# Work instructions:
Return the material exactly as supplied, apart from the pictures, which are omitted.

— start of Stored rows —

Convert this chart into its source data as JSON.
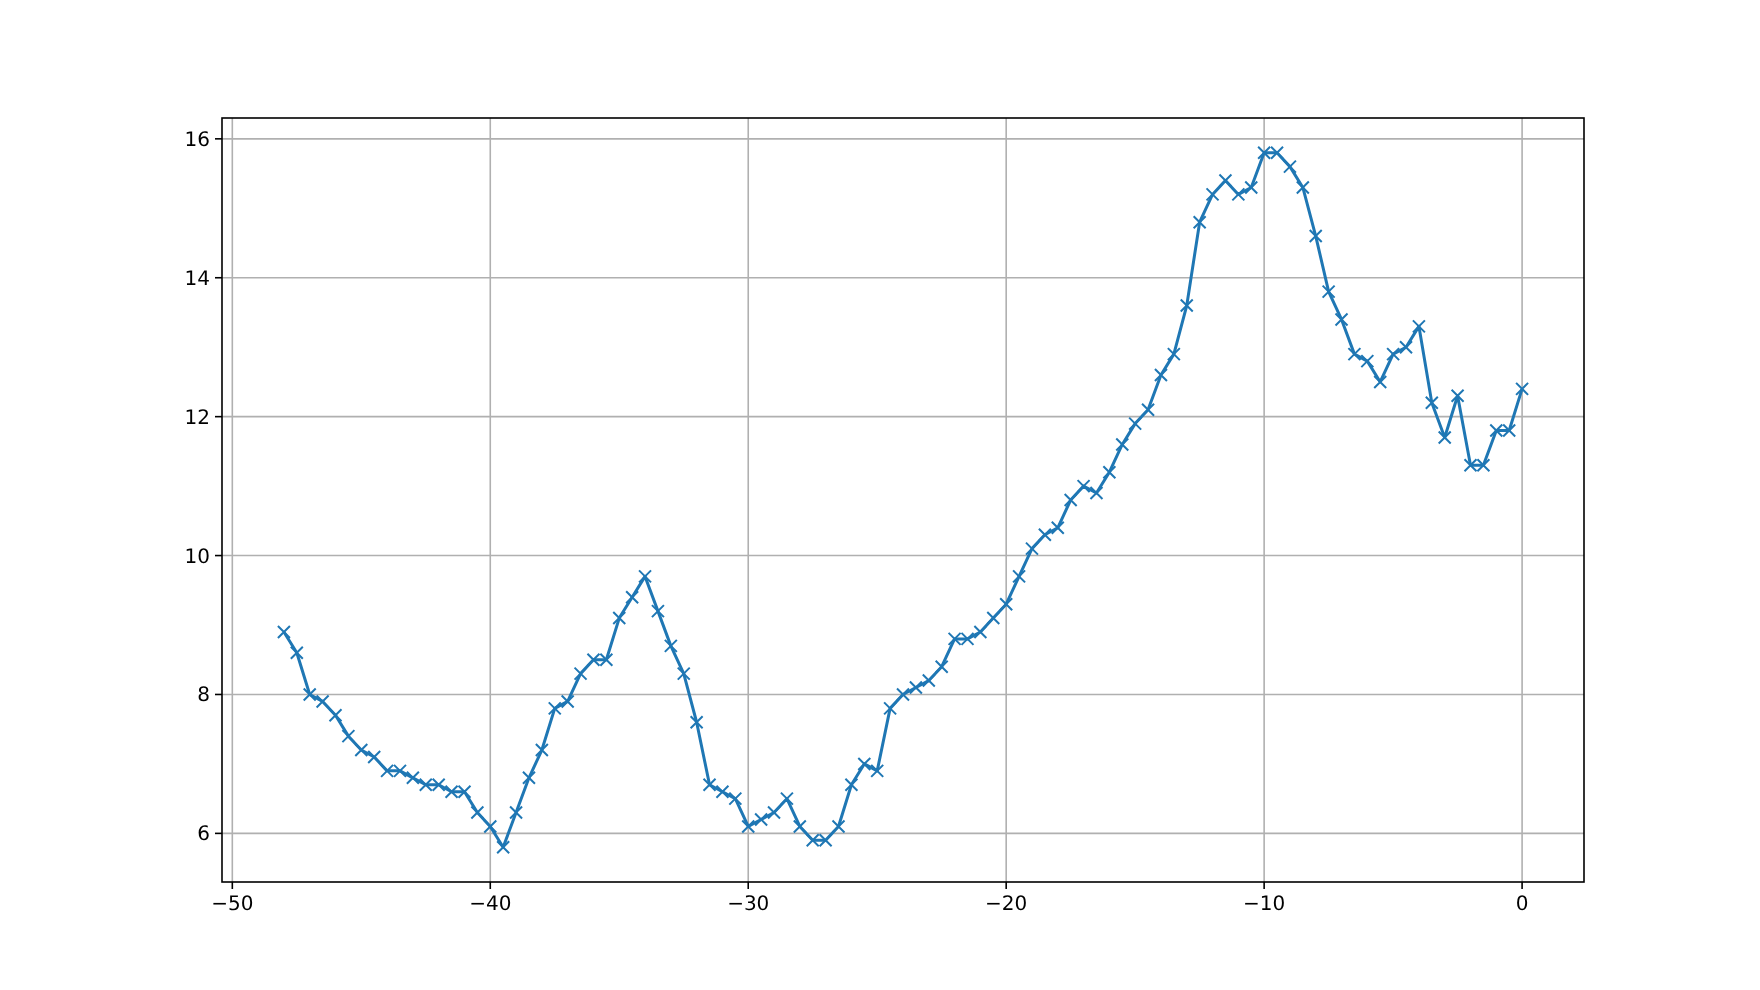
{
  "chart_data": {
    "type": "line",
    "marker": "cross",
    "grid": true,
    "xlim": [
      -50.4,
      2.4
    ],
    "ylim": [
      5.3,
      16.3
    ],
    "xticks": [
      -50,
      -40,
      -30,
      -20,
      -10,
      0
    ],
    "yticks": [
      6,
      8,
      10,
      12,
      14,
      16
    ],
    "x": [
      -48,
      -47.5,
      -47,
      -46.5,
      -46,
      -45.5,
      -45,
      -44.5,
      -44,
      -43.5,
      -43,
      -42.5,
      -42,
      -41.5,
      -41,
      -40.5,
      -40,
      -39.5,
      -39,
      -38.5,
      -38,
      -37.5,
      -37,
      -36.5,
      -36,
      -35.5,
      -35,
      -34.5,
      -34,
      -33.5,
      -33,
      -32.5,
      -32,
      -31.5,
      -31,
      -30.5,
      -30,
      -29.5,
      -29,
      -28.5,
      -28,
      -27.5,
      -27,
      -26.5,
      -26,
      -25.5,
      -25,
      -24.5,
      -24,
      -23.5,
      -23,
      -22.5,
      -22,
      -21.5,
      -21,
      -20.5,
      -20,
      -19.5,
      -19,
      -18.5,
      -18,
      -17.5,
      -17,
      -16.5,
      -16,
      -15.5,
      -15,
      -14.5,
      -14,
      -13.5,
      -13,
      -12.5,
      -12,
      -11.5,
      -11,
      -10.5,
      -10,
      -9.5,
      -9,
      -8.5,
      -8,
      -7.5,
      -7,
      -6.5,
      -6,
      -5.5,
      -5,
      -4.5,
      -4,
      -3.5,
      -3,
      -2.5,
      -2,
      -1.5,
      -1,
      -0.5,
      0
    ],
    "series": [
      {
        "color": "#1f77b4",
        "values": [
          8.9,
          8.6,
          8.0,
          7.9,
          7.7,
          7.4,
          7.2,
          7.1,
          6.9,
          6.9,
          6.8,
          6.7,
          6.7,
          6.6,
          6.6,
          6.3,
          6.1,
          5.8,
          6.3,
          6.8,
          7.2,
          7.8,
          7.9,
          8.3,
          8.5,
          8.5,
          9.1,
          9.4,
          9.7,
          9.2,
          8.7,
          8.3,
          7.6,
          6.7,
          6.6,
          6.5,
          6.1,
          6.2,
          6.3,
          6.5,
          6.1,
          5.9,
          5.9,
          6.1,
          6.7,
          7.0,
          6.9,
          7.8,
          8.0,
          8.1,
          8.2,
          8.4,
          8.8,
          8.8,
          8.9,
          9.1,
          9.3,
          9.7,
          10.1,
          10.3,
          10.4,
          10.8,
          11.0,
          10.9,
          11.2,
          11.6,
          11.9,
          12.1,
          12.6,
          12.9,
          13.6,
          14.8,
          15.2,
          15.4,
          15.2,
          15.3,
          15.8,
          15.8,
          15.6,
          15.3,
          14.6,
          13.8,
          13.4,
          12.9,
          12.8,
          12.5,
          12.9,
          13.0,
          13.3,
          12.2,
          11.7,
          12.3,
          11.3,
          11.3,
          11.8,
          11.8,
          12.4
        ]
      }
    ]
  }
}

— end of Stored rows —

# Written answer:
Convert this chart into its source data as JSON.
{
  "chart_data": {
    "type": "line",
    "marker": "cross",
    "grid": true,
    "xlim": [
      -50.4,
      2.4
    ],
    "ylim": [
      5.3,
      16.3
    ],
    "xticks": [
      -50,
      -40,
      -30,
      -20,
      -10,
      0
    ],
    "yticks": [
      6,
      8,
      10,
      12,
      14,
      16
    ],
    "x": [
      -48,
      -47.5,
      -47,
      -46.5,
      -46,
      -45.5,
      -45,
      -44.5,
      -44,
      -43.5,
      -43,
      -42.5,
      -42,
      -41.5,
      -41,
      -40.5,
      -40,
      -39.5,
      -39,
      -38.5,
      -38,
      -37.5,
      -37,
      -36.5,
      -36,
      -35.5,
      -35,
      -34.5,
      -34,
      -33.5,
      -33,
      -32.5,
      -32,
      -31.5,
      -31,
      -30.5,
      -30,
      -29.5,
      -29,
      -28.5,
      -28,
      -27.5,
      -27,
      -26.5,
      -26,
      -25.5,
      -25,
      -24.5,
      -24,
      -23.5,
      -23,
      -22.5,
      -22,
      -21.5,
      -21,
      -20.5,
      -20,
      -19.5,
      -19,
      -18.5,
      -18,
      -17.5,
      -17,
      -16.5,
      -16,
      -15.5,
      -15,
      -14.5,
      -14,
      -13.5,
      -13,
      -12.5,
      -12,
      -11.5,
      -11,
      -10.5,
      -10,
      -9.5,
      -9,
      -8.5,
      -8,
      -7.5,
      -7,
      -6.5,
      -6,
      -5.5,
      -5,
      -4.5,
      -4,
      -3.5,
      -3,
      -2.5,
      -2,
      -1.5,
      -1,
      -0.5,
      0
    ],
    "series": [
      {
        "color": "#1f77b4",
        "values": [
          8.9,
          8.6,
          8.0,
          7.9,
          7.7,
          7.4,
          7.2,
          7.1,
          6.9,
          6.9,
          6.8,
          6.7,
          6.7,
          6.6,
          6.6,
          6.3,
          6.1,
          5.8,
          6.3,
          6.8,
          7.2,
          7.8,
          7.9,
          8.3,
          8.5,
          8.5,
          9.1,
          9.4,
          9.7,
          9.2,
          8.7,
          8.3,
          7.6,
          6.7,
          6.6,
          6.5,
          6.1,
          6.2,
          6.3,
          6.5,
          6.1,
          5.9,
          5.9,
          6.1,
          6.7,
          7.0,
          6.9,
          7.8,
          8.0,
          8.1,
          8.2,
          8.4,
          8.8,
          8.8,
          8.9,
          9.1,
          9.3,
          9.7,
          10.1,
          10.3,
          10.4,
          10.8,
          11.0,
          10.9,
          11.2,
          11.6,
          11.9,
          12.1,
          12.6,
          12.9,
          13.6,
          14.8,
          15.2,
          15.4,
          15.2,
          15.3,
          15.8,
          15.8,
          15.6,
          15.3,
          14.6,
          13.8,
          13.4,
          12.9,
          12.8,
          12.5,
          12.9,
          13.0,
          13.3,
          12.2,
          11.7,
          12.3,
          11.3,
          11.3,
          11.8,
          11.8,
          12.4
        ]
      }
    ]
  }
}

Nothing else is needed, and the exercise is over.